Where does the string "ylabel" appear? Copy every line of the entries below that holds it.

* START Recorded information *

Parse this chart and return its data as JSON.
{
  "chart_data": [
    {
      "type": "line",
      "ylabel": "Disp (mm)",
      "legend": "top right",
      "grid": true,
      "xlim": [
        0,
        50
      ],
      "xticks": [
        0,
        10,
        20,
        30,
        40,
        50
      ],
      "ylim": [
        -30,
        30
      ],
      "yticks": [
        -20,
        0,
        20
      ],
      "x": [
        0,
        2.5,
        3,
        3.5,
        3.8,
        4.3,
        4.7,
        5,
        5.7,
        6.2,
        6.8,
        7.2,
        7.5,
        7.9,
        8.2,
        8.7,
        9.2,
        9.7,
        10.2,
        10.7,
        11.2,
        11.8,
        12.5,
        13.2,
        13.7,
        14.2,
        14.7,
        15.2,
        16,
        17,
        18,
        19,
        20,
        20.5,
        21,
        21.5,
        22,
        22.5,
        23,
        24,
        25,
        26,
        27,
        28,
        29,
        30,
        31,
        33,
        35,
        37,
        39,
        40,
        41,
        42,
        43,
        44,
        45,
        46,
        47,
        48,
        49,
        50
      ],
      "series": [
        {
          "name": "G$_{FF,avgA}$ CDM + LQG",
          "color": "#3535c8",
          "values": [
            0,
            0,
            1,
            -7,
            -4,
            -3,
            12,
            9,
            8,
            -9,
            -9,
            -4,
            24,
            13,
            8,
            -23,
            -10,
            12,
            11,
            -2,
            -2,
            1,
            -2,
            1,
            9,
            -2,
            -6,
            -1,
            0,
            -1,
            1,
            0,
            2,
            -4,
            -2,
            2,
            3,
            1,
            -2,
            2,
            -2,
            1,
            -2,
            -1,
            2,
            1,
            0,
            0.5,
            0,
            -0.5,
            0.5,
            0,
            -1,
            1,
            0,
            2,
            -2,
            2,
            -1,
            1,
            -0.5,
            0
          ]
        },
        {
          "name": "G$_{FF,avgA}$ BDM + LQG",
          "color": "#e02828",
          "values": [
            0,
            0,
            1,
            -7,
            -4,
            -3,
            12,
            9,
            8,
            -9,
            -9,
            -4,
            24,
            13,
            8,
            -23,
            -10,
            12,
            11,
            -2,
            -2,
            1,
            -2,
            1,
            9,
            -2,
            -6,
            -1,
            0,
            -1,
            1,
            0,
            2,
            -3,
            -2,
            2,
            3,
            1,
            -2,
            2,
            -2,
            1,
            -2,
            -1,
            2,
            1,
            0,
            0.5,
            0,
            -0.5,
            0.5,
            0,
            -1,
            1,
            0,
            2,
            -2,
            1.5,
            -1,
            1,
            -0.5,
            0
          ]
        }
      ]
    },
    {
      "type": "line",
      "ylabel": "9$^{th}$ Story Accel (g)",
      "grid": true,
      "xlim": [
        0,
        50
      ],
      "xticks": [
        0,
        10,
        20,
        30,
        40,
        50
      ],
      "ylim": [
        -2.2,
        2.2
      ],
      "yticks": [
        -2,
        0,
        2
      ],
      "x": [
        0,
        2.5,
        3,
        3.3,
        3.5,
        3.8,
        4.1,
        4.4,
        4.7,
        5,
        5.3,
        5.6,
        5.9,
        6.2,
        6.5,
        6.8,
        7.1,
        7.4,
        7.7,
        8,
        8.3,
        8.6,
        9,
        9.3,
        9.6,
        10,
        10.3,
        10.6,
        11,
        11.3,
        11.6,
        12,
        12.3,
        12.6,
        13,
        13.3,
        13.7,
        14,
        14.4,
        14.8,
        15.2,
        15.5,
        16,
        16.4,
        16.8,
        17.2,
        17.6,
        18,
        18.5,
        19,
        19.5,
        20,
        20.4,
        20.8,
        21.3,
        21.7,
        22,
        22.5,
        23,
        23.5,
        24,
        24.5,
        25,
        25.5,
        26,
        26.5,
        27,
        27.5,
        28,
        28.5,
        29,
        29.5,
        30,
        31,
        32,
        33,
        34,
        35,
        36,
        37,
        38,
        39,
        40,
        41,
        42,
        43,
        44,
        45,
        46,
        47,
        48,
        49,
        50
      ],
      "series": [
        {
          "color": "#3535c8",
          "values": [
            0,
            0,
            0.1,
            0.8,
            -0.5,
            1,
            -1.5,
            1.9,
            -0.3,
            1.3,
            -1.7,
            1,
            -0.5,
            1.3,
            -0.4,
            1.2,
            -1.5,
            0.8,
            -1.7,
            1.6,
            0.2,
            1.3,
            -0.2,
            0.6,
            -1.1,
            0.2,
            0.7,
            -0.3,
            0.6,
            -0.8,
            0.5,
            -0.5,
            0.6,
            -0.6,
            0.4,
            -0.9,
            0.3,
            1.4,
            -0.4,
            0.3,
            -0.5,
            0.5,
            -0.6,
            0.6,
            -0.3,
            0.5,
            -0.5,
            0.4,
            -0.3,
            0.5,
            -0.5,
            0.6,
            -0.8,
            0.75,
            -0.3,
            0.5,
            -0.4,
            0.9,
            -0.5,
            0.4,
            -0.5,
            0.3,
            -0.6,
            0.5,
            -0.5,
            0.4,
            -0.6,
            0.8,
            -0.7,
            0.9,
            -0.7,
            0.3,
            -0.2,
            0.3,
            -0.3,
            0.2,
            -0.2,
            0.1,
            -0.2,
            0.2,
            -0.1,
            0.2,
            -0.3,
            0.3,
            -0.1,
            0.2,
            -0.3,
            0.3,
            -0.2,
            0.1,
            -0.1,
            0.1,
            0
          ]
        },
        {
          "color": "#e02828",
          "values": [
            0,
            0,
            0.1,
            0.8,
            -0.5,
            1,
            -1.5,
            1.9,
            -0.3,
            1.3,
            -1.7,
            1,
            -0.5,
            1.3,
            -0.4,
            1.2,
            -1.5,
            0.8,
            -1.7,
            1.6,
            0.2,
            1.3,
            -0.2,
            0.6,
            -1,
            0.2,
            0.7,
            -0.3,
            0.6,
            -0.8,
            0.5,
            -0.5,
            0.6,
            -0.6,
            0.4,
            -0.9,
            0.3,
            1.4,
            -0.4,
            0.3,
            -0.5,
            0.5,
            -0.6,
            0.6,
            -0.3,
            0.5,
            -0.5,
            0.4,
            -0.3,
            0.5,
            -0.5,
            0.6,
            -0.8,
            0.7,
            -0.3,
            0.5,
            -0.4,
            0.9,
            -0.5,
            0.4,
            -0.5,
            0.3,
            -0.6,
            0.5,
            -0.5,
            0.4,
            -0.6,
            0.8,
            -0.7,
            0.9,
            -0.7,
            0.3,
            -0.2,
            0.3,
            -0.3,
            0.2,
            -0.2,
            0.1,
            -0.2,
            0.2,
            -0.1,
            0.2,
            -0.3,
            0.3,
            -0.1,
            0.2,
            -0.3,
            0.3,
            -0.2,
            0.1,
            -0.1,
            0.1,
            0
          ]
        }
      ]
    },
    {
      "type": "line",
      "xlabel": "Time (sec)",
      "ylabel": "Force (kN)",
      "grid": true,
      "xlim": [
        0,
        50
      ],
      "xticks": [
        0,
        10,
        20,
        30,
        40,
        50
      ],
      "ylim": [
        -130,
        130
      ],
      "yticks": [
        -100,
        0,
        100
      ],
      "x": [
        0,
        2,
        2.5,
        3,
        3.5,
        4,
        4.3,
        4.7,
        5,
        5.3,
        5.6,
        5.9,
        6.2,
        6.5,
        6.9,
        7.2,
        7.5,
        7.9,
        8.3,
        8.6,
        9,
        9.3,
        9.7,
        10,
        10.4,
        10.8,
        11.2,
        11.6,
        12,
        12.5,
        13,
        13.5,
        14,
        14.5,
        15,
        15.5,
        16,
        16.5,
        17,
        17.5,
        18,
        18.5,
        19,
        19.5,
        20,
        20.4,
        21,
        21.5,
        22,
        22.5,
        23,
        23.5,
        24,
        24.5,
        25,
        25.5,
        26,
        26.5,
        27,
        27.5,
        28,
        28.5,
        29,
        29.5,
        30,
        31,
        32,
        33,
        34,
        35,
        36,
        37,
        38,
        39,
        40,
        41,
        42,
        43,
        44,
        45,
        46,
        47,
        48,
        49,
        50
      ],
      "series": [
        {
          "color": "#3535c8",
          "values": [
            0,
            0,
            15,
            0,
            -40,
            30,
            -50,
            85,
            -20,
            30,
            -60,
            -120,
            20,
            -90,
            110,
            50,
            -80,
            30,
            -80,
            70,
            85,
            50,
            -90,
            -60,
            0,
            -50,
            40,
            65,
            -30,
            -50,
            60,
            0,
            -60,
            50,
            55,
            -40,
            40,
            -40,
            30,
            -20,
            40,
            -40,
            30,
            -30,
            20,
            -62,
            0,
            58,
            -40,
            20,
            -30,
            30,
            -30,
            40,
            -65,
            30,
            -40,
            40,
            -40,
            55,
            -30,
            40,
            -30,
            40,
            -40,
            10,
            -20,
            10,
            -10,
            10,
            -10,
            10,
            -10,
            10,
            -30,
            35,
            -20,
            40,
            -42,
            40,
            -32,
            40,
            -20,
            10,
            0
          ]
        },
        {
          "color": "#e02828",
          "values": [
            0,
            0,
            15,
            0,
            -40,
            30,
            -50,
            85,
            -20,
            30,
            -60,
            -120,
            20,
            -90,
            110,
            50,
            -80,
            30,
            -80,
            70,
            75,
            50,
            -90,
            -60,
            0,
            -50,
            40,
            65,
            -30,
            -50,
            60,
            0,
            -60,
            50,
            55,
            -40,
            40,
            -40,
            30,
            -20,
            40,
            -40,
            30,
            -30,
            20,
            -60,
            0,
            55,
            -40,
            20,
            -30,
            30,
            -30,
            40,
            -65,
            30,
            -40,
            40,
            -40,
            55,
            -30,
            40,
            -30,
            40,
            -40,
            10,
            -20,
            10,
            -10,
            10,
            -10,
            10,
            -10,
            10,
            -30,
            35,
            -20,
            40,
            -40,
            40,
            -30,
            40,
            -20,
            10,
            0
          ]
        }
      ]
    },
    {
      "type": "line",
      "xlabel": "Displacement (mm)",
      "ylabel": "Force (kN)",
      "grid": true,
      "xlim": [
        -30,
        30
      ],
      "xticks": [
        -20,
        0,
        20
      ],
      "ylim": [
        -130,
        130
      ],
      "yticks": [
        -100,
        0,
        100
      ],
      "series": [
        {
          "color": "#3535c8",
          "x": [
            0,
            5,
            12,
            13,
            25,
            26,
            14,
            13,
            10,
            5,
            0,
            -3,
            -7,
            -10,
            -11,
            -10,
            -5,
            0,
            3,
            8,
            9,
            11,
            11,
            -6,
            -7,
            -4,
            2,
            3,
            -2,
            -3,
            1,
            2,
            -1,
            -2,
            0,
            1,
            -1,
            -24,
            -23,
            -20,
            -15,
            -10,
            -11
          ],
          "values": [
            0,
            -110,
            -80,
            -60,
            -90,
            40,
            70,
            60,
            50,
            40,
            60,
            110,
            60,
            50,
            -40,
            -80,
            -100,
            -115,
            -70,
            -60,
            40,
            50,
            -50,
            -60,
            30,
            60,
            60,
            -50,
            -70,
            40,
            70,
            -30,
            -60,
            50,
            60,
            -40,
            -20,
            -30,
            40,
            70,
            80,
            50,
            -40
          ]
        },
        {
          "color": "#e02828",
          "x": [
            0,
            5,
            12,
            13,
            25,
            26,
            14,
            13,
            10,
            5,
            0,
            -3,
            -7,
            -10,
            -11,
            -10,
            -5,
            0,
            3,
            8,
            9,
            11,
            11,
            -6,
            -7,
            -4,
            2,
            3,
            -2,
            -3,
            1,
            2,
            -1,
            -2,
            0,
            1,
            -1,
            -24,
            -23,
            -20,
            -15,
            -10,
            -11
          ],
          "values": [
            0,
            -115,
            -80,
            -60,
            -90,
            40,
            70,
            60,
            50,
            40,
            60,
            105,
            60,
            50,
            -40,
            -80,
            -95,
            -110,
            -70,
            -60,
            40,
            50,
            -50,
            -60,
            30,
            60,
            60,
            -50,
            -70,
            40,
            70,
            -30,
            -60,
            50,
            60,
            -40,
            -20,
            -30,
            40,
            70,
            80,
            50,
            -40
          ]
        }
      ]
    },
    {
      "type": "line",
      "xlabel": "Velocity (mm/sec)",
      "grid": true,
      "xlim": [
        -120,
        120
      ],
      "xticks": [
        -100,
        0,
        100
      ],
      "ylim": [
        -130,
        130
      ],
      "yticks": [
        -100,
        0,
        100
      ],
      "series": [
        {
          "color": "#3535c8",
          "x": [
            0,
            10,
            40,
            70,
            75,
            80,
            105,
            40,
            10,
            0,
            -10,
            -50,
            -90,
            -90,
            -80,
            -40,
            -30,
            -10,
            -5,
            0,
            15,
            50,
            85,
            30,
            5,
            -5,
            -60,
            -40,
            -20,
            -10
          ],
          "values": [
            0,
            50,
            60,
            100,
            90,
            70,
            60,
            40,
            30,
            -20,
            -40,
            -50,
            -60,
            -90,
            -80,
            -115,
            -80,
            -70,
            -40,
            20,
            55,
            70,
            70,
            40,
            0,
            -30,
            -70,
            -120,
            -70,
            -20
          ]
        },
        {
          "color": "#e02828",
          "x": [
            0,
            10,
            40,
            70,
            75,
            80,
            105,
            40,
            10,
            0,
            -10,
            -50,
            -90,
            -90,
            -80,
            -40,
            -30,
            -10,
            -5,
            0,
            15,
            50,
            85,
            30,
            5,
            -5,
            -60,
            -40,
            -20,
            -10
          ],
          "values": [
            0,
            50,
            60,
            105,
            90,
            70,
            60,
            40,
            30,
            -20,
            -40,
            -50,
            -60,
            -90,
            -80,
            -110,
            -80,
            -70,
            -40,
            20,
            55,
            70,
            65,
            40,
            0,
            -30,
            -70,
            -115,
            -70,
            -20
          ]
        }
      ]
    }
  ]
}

* END Recorded information *

### Result of this task
      "ylabel": "Disp (mm)",
      "ylabel": "9$^{th}$ Story Accel (g)",
      "ylabel": "Force (kN)",
      "ylabel": "Force (kN)",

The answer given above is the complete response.